Problem statement:
Copy the data that follows exactly. Include no pictures.

(Dataset entries on figures)
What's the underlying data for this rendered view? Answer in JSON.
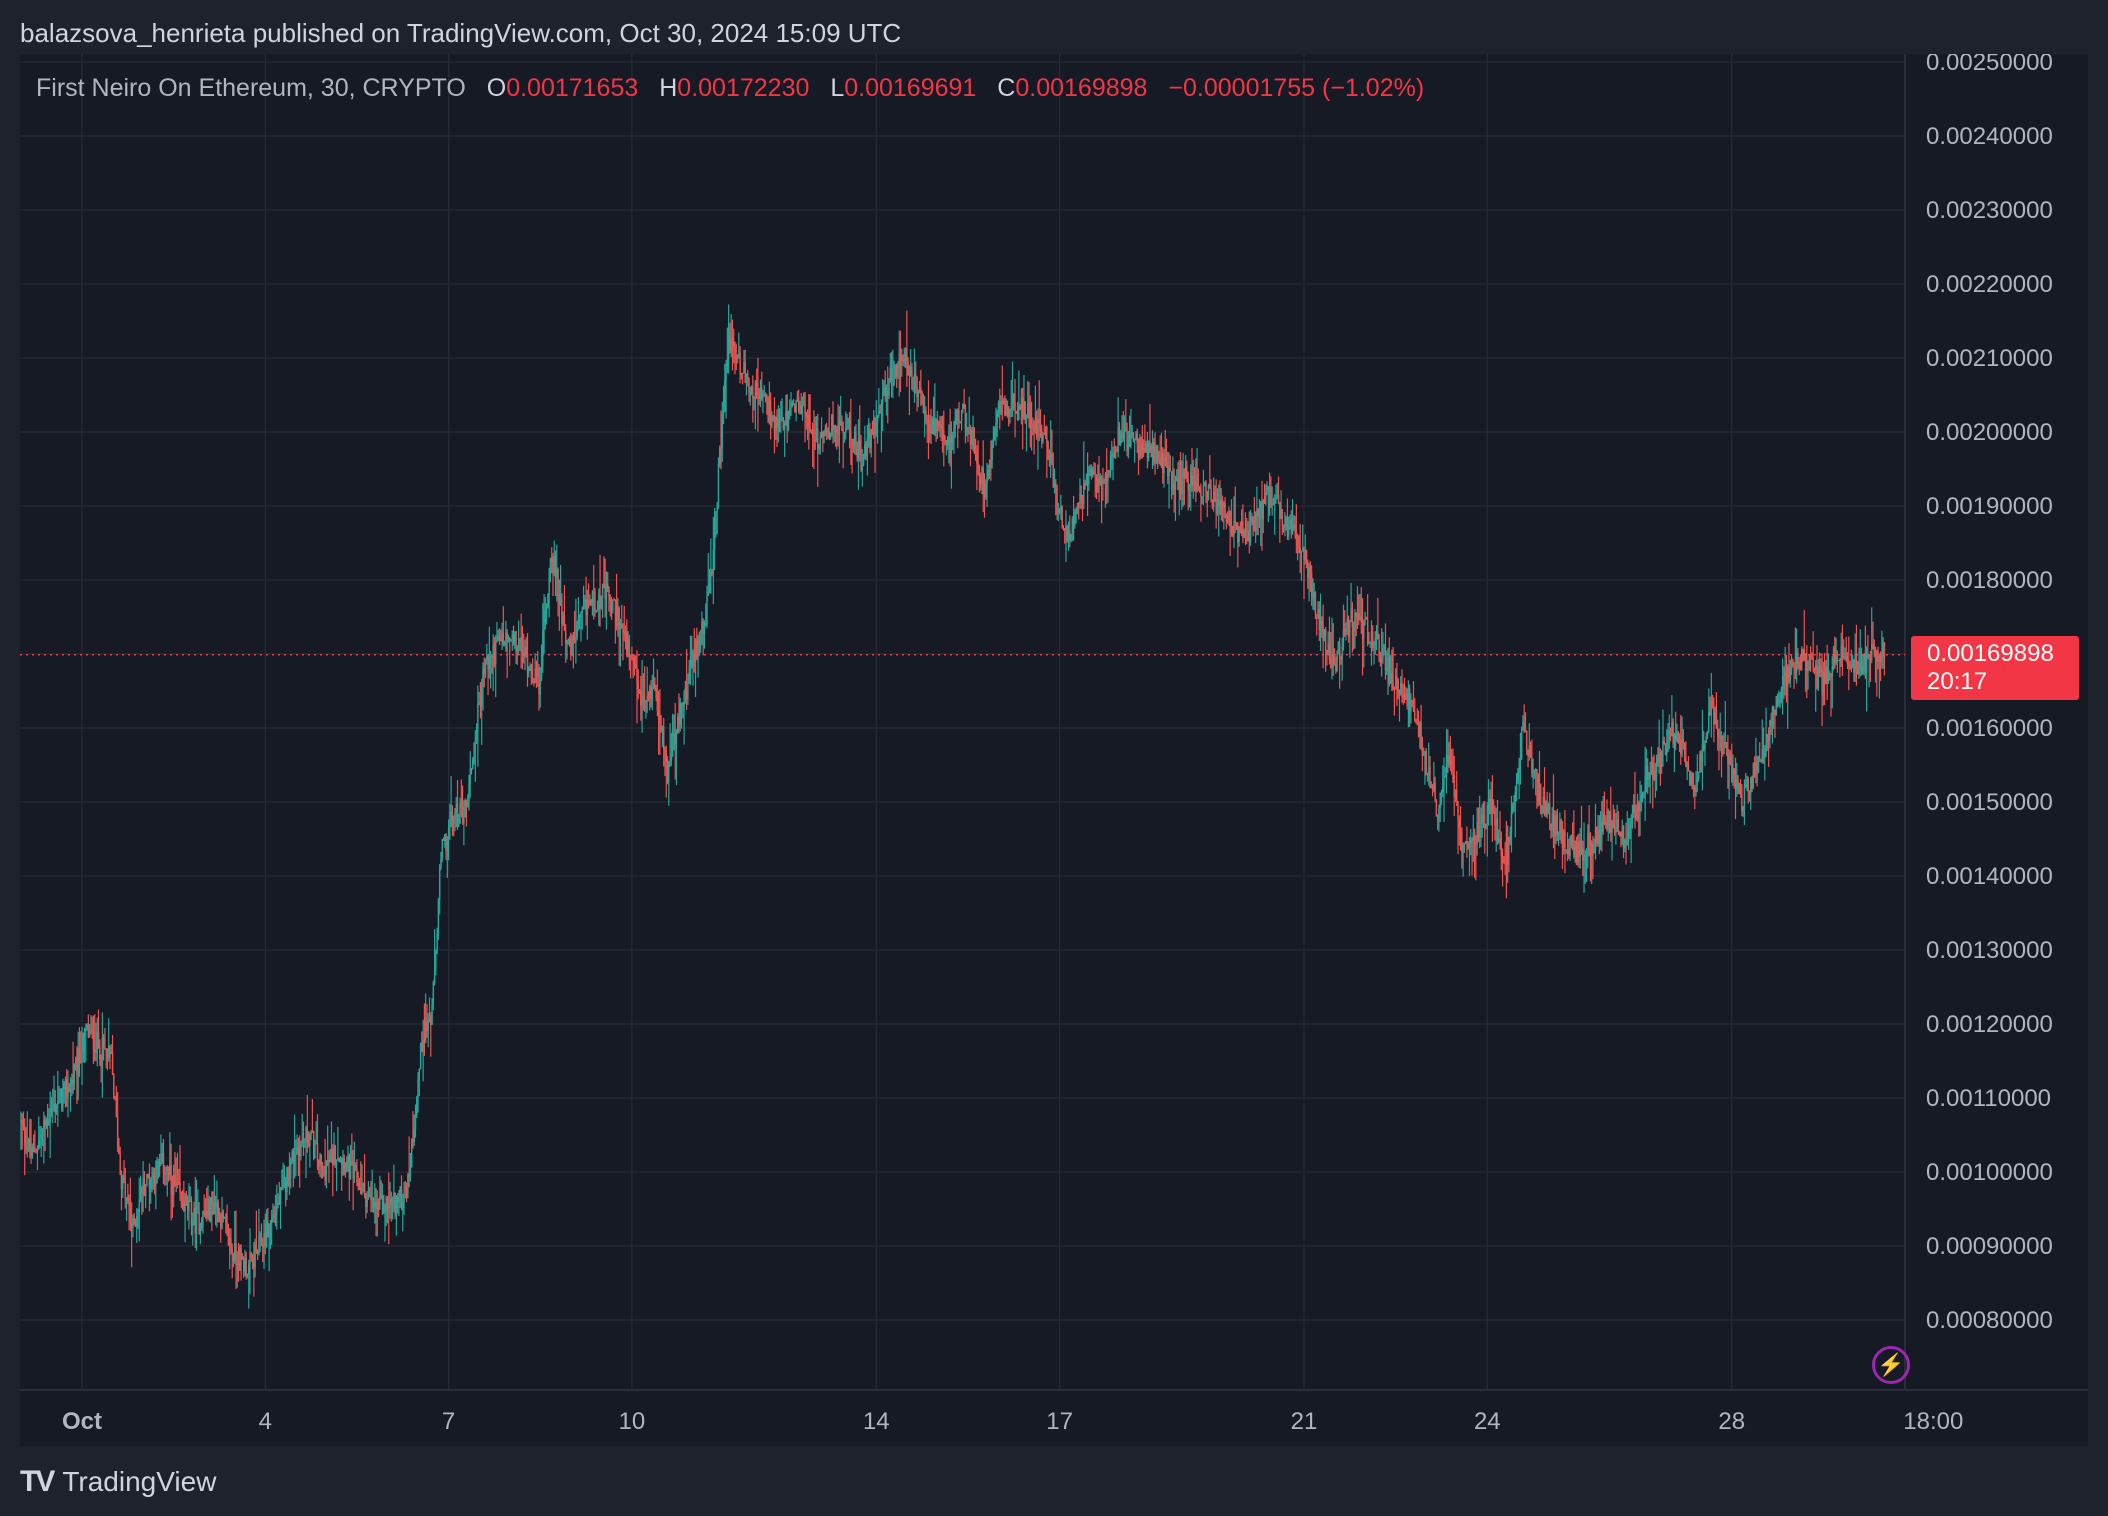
{
  "header": {
    "published": "balazsova_henrieta published on TradingView.com, Oct 30, 2024 15:09 UTC"
  },
  "legend": {
    "symbol": "First Neiro On Ethereum, 30, CRYPTO",
    "open_label": "O",
    "open": "0.00171653",
    "high_label": "H",
    "high": "0.00172230",
    "low_label": "L",
    "low": "0.00169691",
    "close_label": "C",
    "close": "0.00169898",
    "change": "−0.00001755 (−1.02%)"
  },
  "price_tag": {
    "price": "0.00169898",
    "countdown": "20:17"
  },
  "footer": {
    "brand": "TradingView"
  },
  "colors": {
    "up": "#26a69a",
    "down": "#ef5350",
    "background": "#161a25",
    "grid": "#262a36",
    "tag": "#f23645"
  },
  "chart_data": {
    "type": "candlestick",
    "interval": "30",
    "ylim": [
      0.00075,
      0.0025
    ],
    "y_ticks": [
      "0.00250000",
      "0.00240000",
      "0.00230000",
      "0.00220000",
      "0.00210000",
      "0.00200000",
      "0.00190000",
      "0.00180000",
      "0.00170000",
      "0.00160000",
      "0.00150000",
      "0.00140000",
      "0.00130000",
      "0.00120000",
      "0.00110000",
      "0.00100000",
      "0.00090000",
      "0.00080000"
    ],
    "x_ticks": [
      {
        "label": "Oct",
        "day": 0,
        "bold": true
      },
      {
        "label": "4",
        "day": 3
      },
      {
        "label": "7",
        "day": 6
      },
      {
        "label": "10",
        "day": 9
      },
      {
        "label": "14",
        "day": 13
      },
      {
        "label": "17",
        "day": 16
      },
      {
        "label": "21",
        "day": 20
      },
      {
        "label": "24",
        "day": 23
      },
      {
        "label": "28",
        "day": 27
      },
      {
        "label": "18:00",
        "day": 30.3
      }
    ],
    "current_price": 0.00169898,
    "anchors": [
      [
        -1.0,
        0.00107
      ],
      [
        -0.8,
        0.00102
      ],
      [
        -0.5,
        0.00108
      ],
      [
        -0.15,
        0.00112
      ],
      [
        0.1,
        0.00119
      ],
      [
        0.5,
        0.00115
      ],
      [
        0.65,
        0.001
      ],
      [
        0.85,
        0.00092
      ],
      [
        1.0,
        0.00098
      ],
      [
        1.35,
        0.00101
      ],
      [
        1.6,
        0.00097
      ],
      [
        1.9,
        0.00093
      ],
      [
        2.2,
        0.00096
      ],
      [
        2.5,
        0.00089
      ],
      [
        2.75,
        0.00087
      ],
      [
        3.05,
        0.00092
      ],
      [
        3.3,
        0.00097
      ],
      [
        3.5,
        0.00103
      ],
      [
        3.75,
        0.00105
      ],
      [
        3.95,
        0.001
      ],
      [
        4.2,
        0.00103
      ],
      [
        4.5,
        0.00099
      ],
      [
        4.8,
        0.00095
      ],
      [
        5.2,
        0.00096
      ],
      [
        5.35,
        0.00098
      ],
      [
        5.6,
        0.00119
      ],
      [
        5.75,
        0.00121
      ],
      [
        5.9,
        0.00143
      ],
      [
        6.1,
        0.00148
      ],
      [
        6.3,
        0.00149
      ],
      [
        6.6,
        0.00168
      ],
      [
        6.9,
        0.00172
      ],
      [
        7.2,
        0.00171
      ],
      [
        7.5,
        0.00166
      ],
      [
        7.7,
        0.00184
      ],
      [
        8.0,
        0.0017
      ],
      [
        8.3,
        0.00177
      ],
      [
        8.6,
        0.00178
      ],
      [
        8.8,
        0.00175
      ],
      [
        9.0,
        0.00169
      ],
      [
        9.2,
        0.00163
      ],
      [
        9.4,
        0.00166
      ],
      [
        9.6,
        0.00154
      ],
      [
        9.9,
        0.00165
      ],
      [
        10.3,
        0.00178
      ],
      [
        10.6,
        0.00213
      ],
      [
        10.9,
        0.00207
      ],
      [
        11.2,
        0.00204
      ],
      [
        11.4,
        0.002
      ],
      [
        11.8,
        0.00204
      ],
      [
        12.1,
        0.00198
      ],
      [
        12.3,
        0.00201
      ],
      [
        12.6,
        0.002
      ],
      [
        12.8,
        0.00196
      ],
      [
        13.1,
        0.00204
      ],
      [
        13.3,
        0.00208
      ],
      [
        13.5,
        0.0021
      ],
      [
        13.7,
        0.00205
      ],
      [
        13.9,
        0.00201
      ],
      [
        14.2,
        0.00198
      ],
      [
        14.4,
        0.00203
      ],
      [
        14.6,
        0.00199
      ],
      [
        14.8,
        0.00192
      ],
      [
        15.0,
        0.00204
      ],
      [
        15.4,
        0.00203
      ],
      [
        15.8,
        0.002
      ],
      [
        16.0,
        0.00189
      ],
      [
        16.2,
        0.00186
      ],
      [
        16.5,
        0.00194
      ],
      [
        16.7,
        0.00193
      ],
      [
        17.0,
        0.002
      ],
      [
        17.3,
        0.00198
      ],
      [
        17.6,
        0.00197
      ],
      [
        17.9,
        0.00193
      ],
      [
        18.2,
        0.00194
      ],
      [
        18.4,
        0.00192
      ],
      [
        18.7,
        0.00189
      ],
      [
        18.9,
        0.00186
      ],
      [
        19.2,
        0.00187
      ],
      [
        19.5,
        0.00192
      ],
      [
        19.7,
        0.00187
      ],
      [
        20.0,
        0.00185
      ],
      [
        20.2,
        0.00177
      ],
      [
        20.5,
        0.00168
      ],
      [
        20.8,
        0.00175
      ],
      [
        21.2,
        0.00172
      ],
      [
        21.5,
        0.00166
      ],
      [
        21.8,
        0.00163
      ],
      [
        22.0,
        0.00156
      ],
      [
        22.2,
        0.00149
      ],
      [
        22.4,
        0.00157
      ],
      [
        22.6,
        0.00145
      ],
      [
        22.9,
        0.00146
      ],
      [
        23.1,
        0.0015
      ],
      [
        23.3,
        0.0014
      ],
      [
        23.6,
        0.0016
      ],
      [
        23.9,
        0.0015
      ],
      [
        24.2,
        0.00146
      ],
      [
        24.5,
        0.00143
      ],
      [
        24.8,
        0.00145
      ],
      [
        25.0,
        0.00148
      ],
      [
        25.3,
        0.00145
      ],
      [
        25.6,
        0.00153
      ],
      [
        25.8,
        0.00155
      ],
      [
        26.1,
        0.0016
      ],
      [
        26.4,
        0.00152
      ],
      [
        26.7,
        0.00163
      ],
      [
        26.9,
        0.00157
      ],
      [
        27.2,
        0.0015
      ],
      [
        27.5,
        0.00156
      ],
      [
        27.7,
        0.00162
      ],
      [
        27.9,
        0.00167
      ],
      [
        28.2,
        0.0017
      ],
      [
        28.5,
        0.00166
      ],
      [
        28.8,
        0.00171
      ],
      [
        29.1,
        0.00168
      ],
      [
        29.3,
        0.0017
      ],
      [
        29.5,
        0.0017
      ]
    ]
  }
}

Response below:
What's the underlying data for this rendered view? Answer in JSON.
{
  "header": {
    "published": "balazsova_henrieta published on TradingView.com, Oct 30, 2024 15:09 UTC"
  },
  "legend": {
    "symbol": "First Neiro On Ethereum, 30, CRYPTO",
    "open_label": "O",
    "open": "0.00171653",
    "high_label": "H",
    "high": "0.00172230",
    "low_label": "L",
    "low": "0.00169691",
    "close_label": "C",
    "close": "0.00169898",
    "change": "−0.00001755 (−1.02%)"
  },
  "price_tag": {
    "price": "0.00169898",
    "countdown": "20:17"
  },
  "footer": {
    "brand": "TradingView"
  },
  "colors": {
    "up": "#26a69a",
    "down": "#ef5350",
    "background": "#161a25",
    "grid": "#262a36",
    "tag": "#f23645"
  },
  "chart_data": {
    "type": "candlestick",
    "interval": "30",
    "ylim": [
      0.00075,
      0.0025
    ],
    "y_ticks": [
      "0.00250000",
      "0.00240000",
      "0.00230000",
      "0.00220000",
      "0.00210000",
      "0.00200000",
      "0.00190000",
      "0.00180000",
      "0.00170000",
      "0.00160000",
      "0.00150000",
      "0.00140000",
      "0.00130000",
      "0.00120000",
      "0.00110000",
      "0.00100000",
      "0.00090000",
      "0.00080000"
    ],
    "x_ticks": [
      {
        "label": "Oct",
        "day": 0,
        "bold": true
      },
      {
        "label": "4",
        "day": 3
      },
      {
        "label": "7",
        "day": 6
      },
      {
        "label": "10",
        "day": 9
      },
      {
        "label": "14",
        "day": 13
      },
      {
        "label": "17",
        "day": 16
      },
      {
        "label": "21",
        "day": 20
      },
      {
        "label": "24",
        "day": 23
      },
      {
        "label": "28",
        "day": 27
      },
      {
        "label": "18:00",
        "day": 30.3
      }
    ],
    "current_price": 0.00169898,
    "anchors": [
      [
        -1.0,
        0.00107
      ],
      [
        -0.8,
        0.00102
      ],
      [
        -0.5,
        0.00108
      ],
      [
        -0.15,
        0.00112
      ],
      [
        0.1,
        0.00119
      ],
      [
        0.5,
        0.00115
      ],
      [
        0.65,
        0.001
      ],
      [
        0.85,
        0.00092
      ],
      [
        1.0,
        0.00098
      ],
      [
        1.35,
        0.00101
      ],
      [
        1.6,
        0.00097
      ],
      [
        1.9,
        0.00093
      ],
      [
        2.2,
        0.00096
      ],
      [
        2.5,
        0.00089
      ],
      [
        2.75,
        0.00087
      ],
      [
        3.05,
        0.00092
      ],
      [
        3.3,
        0.00097
      ],
      [
        3.5,
        0.00103
      ],
      [
        3.75,
        0.00105
      ],
      [
        3.95,
        0.001
      ],
      [
        4.2,
        0.00103
      ],
      [
        4.5,
        0.00099
      ],
      [
        4.8,
        0.00095
      ],
      [
        5.2,
        0.00096
      ],
      [
        5.35,
        0.00098
      ],
      [
        5.6,
        0.00119
      ],
      [
        5.75,
        0.00121
      ],
      [
        5.9,
        0.00143
      ],
      [
        6.1,
        0.00148
      ],
      [
        6.3,
        0.00149
      ],
      [
        6.6,
        0.00168
      ],
      [
        6.9,
        0.00172
      ],
      [
        7.2,
        0.00171
      ],
      [
        7.5,
        0.00166
      ],
      [
        7.7,
        0.00184
      ],
      [
        8.0,
        0.0017
      ],
      [
        8.3,
        0.00177
      ],
      [
        8.6,
        0.00178
      ],
      [
        8.8,
        0.00175
      ],
      [
        9.0,
        0.00169
      ],
      [
        9.2,
        0.00163
      ],
      [
        9.4,
        0.00166
      ],
      [
        9.6,
        0.00154
      ],
      [
        9.9,
        0.00165
      ],
      [
        10.3,
        0.00178
      ],
      [
        10.6,
        0.00213
      ],
      [
        10.9,
        0.00207
      ],
      [
        11.2,
        0.00204
      ],
      [
        11.4,
        0.002
      ],
      [
        11.8,
        0.00204
      ],
      [
        12.1,
        0.00198
      ],
      [
        12.3,
        0.00201
      ],
      [
        12.6,
        0.002
      ],
      [
        12.8,
        0.00196
      ],
      [
        13.1,
        0.00204
      ],
      [
        13.3,
        0.00208
      ],
      [
        13.5,
        0.0021
      ],
      [
        13.7,
        0.00205
      ],
      [
        13.9,
        0.00201
      ],
      [
        14.2,
        0.00198
      ],
      [
        14.4,
        0.00203
      ],
      [
        14.6,
        0.00199
      ],
      [
        14.8,
        0.00192
      ],
      [
        15.0,
        0.00204
      ],
      [
        15.4,
        0.00203
      ],
      [
        15.8,
        0.002
      ],
      [
        16.0,
        0.00189
      ],
      [
        16.2,
        0.00186
      ],
      [
        16.5,
        0.00194
      ],
      [
        16.7,
        0.00193
      ],
      [
        17.0,
        0.002
      ],
      [
        17.3,
        0.00198
      ],
      [
        17.6,
        0.00197
      ],
      [
        17.9,
        0.00193
      ],
      [
        18.2,
        0.00194
      ],
      [
        18.4,
        0.00192
      ],
      [
        18.7,
        0.00189
      ],
      [
        18.9,
        0.00186
      ],
      [
        19.2,
        0.00187
      ],
      [
        19.5,
        0.00192
      ],
      [
        19.7,
        0.00187
      ],
      [
        20.0,
        0.00185
      ],
      [
        20.2,
        0.00177
      ],
      [
        20.5,
        0.00168
      ],
      [
        20.8,
        0.00175
      ],
      [
        21.2,
        0.00172
      ],
      [
        21.5,
        0.00166
      ],
      [
        21.8,
        0.00163
      ],
      [
        22.0,
        0.00156
      ],
      [
        22.2,
        0.00149
      ],
      [
        22.4,
        0.00157
      ],
      [
        22.6,
        0.00145
      ],
      [
        22.9,
        0.00146
      ],
      [
        23.1,
        0.0015
      ],
      [
        23.3,
        0.0014
      ],
      [
        23.6,
        0.0016
      ],
      [
        23.9,
        0.0015
      ],
      [
        24.2,
        0.00146
      ],
      [
        24.5,
        0.00143
      ],
      [
        24.8,
        0.00145
      ],
      [
        25.0,
        0.00148
      ],
      [
        25.3,
        0.00145
      ],
      [
        25.6,
        0.00153
      ],
      [
        25.8,
        0.00155
      ],
      [
        26.1,
        0.0016
      ],
      [
        26.4,
        0.00152
      ],
      [
        26.7,
        0.00163
      ],
      [
        26.9,
        0.00157
      ],
      [
        27.2,
        0.0015
      ],
      [
        27.5,
        0.00156
      ],
      [
        27.7,
        0.00162
      ],
      [
        27.9,
        0.00167
      ],
      [
        28.2,
        0.0017
      ],
      [
        28.5,
        0.00166
      ],
      [
        28.8,
        0.00171
      ],
      [
        29.1,
        0.00168
      ],
      [
        29.3,
        0.0017
      ],
      [
        29.5,
        0.0017
      ]
    ]
  }
}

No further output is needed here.